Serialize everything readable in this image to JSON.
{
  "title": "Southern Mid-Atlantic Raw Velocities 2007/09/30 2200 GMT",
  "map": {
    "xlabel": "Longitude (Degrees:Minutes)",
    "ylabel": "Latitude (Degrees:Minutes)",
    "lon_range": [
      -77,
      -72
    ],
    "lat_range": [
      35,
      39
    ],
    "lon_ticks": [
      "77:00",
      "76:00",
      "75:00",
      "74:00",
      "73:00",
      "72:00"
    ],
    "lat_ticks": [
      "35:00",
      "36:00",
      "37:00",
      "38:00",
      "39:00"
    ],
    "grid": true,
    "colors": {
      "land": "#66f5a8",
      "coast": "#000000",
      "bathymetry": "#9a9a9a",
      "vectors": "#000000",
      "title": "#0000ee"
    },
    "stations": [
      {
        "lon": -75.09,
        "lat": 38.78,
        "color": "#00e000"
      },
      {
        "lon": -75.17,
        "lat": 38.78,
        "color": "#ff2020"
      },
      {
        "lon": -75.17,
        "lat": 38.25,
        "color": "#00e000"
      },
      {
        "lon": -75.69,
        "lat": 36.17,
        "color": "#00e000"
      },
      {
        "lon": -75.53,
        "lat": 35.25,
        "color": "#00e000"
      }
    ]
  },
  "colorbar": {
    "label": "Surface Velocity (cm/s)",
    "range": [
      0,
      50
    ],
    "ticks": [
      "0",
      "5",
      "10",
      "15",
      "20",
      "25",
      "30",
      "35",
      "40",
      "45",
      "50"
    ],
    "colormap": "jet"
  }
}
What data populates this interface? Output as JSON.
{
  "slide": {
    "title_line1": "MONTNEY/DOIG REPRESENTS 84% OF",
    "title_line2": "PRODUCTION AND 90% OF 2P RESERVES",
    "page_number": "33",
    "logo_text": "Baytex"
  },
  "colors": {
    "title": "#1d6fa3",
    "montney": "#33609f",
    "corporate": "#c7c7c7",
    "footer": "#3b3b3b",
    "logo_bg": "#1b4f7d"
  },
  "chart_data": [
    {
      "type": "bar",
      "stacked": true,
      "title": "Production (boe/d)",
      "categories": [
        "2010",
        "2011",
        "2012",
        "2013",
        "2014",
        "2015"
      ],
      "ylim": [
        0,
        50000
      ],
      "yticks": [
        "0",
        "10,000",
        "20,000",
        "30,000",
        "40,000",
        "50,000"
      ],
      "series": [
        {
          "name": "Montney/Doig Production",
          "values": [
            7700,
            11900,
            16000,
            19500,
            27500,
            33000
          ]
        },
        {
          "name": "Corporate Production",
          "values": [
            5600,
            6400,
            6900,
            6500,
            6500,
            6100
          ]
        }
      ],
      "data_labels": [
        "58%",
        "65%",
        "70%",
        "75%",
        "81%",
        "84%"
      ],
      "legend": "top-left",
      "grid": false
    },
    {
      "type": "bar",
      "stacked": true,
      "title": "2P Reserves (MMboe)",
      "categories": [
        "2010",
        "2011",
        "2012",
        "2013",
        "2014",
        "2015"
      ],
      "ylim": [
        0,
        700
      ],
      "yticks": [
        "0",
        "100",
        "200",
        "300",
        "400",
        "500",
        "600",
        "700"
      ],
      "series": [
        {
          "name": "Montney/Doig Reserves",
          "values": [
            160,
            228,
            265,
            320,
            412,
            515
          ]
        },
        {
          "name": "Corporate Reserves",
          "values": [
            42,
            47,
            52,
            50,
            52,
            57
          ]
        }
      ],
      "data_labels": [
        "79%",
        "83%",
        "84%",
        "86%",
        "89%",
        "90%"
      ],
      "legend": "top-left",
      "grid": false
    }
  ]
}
--------------------
Exercise objective
Return the lines above exactly, keeping every word.

Expected answer
Serialize everything readable in this image to JSON.
{
  "title": "Southern Mid-Atlantic Raw Velocities 2007/09/30 2200 GMT",
  "map": {
    "xlabel": "Longitude (Degrees:Minutes)",
    "ylabel": "Latitude (Degrees:Minutes)",
    "lon_range": [
      -77,
      -72
    ],
    "lat_range": [
      35,
      39
    ],
    "lon_ticks": [
      "77:00",
      "76:00",
      "75:00",
      "74:00",
      "73:00",
      "72:00"
    ],
    "lat_ticks": [
      "35:00",
      "36:00",
      "37:00",
      "38:00",
      "39:00"
    ],
    "grid": true,
    "colors": {
      "land": "#66f5a8",
      "coast": "#000000",
      "bathymetry": "#9a9a9a",
      "vectors": "#000000",
      "title": "#0000ee"
    },
    "stations": [
      {
        "lon": -75.09,
        "lat": 38.78,
        "color": "#00e000"
      },
      {
        "lon": -75.17,
        "lat": 38.78,
        "color": "#ff2020"
      },
      {
        "lon": -75.17,
        "lat": 38.25,
        "color": "#00e000"
      },
      {
        "lon": -75.69,
        "lat": 36.17,
        "color": "#00e000"
      },
      {
        "lon": -75.53,
        "lat": 35.25,
        "color": "#00e000"
      }
    ]
  },
  "colorbar": {
    "label": "Surface Velocity (cm/s)",
    "range": [
      0,
      50
    ],
    "ticks": [
      "0",
      "5",
      "10",
      "15",
      "20",
      "25",
      "30",
      "35",
      "40",
      "45",
      "50"
    ],
    "colormap": "jet"
  }
}
What data populates this interface? Output as JSON.
{
  "slide": {
    "title_line1": "MONTNEY/DOIG REPRESENTS 84% OF",
    "title_line2": "PRODUCTION AND 90% OF 2P RESERVES",
    "page_number": "33",
    "logo_text": "Baytex"
  },
  "colors": {
    "title": "#1d6fa3",
    "montney": "#33609f",
    "corporate": "#c7c7c7",
    "footer": "#3b3b3b",
    "logo_bg": "#1b4f7d"
  },
  "chart_data": [
    {
      "type": "bar",
      "stacked": true,
      "title": "Production (boe/d)",
      "categories": [
        "2010",
        "2011",
        "2012",
        "2013",
        "2014",
        "2015"
      ],
      "ylim": [
        0,
        50000
      ],
      "yticks": [
        "0",
        "10,000",
        "20,000",
        "30,000",
        "40,000",
        "50,000"
      ],
      "series": [
        {
          "name": "Montney/Doig Production",
          "values": [
            7700,
            11900,
            16000,
            19500,
            27500,
            33000
          ]
        },
        {
          "name": "Corporate Production",
          "values": [
            5600,
            6400,
            6900,
            6500,
            6500,
            6100
          ]
        }
      ],
      "data_labels": [
        "58%",
        "65%",
        "70%",
        "75%",
        "81%",
        "84%"
      ],
      "legend": "top-left",
      "grid": false
    },
    {
      "type": "bar",
      "stacked": true,
      "title": "2P Reserves (MMboe)",
      "categories": [
        "2010",
        "2011",
        "2012",
        "2013",
        "2014",
        "2015"
      ],
      "ylim": [
        0,
        700
      ],
      "yticks": [
        "0",
        "100",
        "200",
        "300",
        "400",
        "500",
        "600",
        "700"
      ],
      "series": [
        {
          "name": "Montney/Doig Reserves",
          "values": [
            160,
            228,
            265,
            320,
            412,
            515
          ]
        },
        {
          "name": "Corporate Reserves",
          "values": [
            42,
            47,
            52,
            50,
            52,
            57
          ]
        }
      ],
      "data_labels": [
        "79%",
        "83%",
        "84%",
        "86%",
        "89%",
        "90%"
      ],
      "legend": "top-left",
      "grid": false
    }
  ]
}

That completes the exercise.